» **INSTRUCTIONS TO FOLLOW**: Extract each line holding the word "your" from the entries.

» **INPUT**:
—————

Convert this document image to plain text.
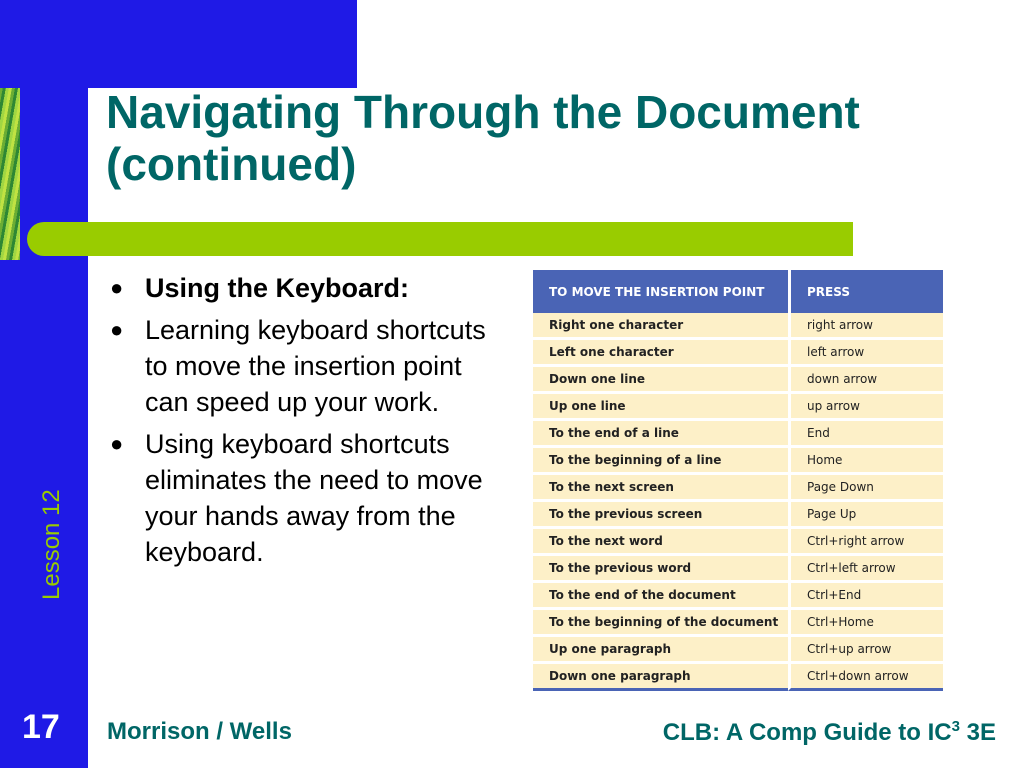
Navigating Through the Document
(continued)
Lesson 12
● Using the Keyboard:
● Learning keyboard shortcuts to move the insertion point can speed up your work.
● Using keyboard shortcuts eliminates the need to move your hands away from the keyboard.
TO MOVE THE INSERTION POINT	PRESS
Right one character	right arrow
Left one character	left arrow
Down one line	down arrow
Up one line	up arrow
To the end of a line	End
To the beginning of a line	Home
To the next screen	Page Down
To the previous screen	Page Up
To the next word	Ctrl+right arrow
To the previous word	Ctrl+left arrow
To the end of the document	Ctrl+End
To the beginning of the document	Ctrl+Home
Up one paragraph	Ctrl+up arrow
Down one paragraph	Ctrl+down arrow
17 Morrison / Wells	CLB: A Comp Guide to $IC^3$ 3E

—————

» **THE SOLUTION**:
● Learning keyboard shortcuts to move the insertion point can speed up your work.
● Using keyboard shortcuts eliminates the need to move your hands away from the keyboard.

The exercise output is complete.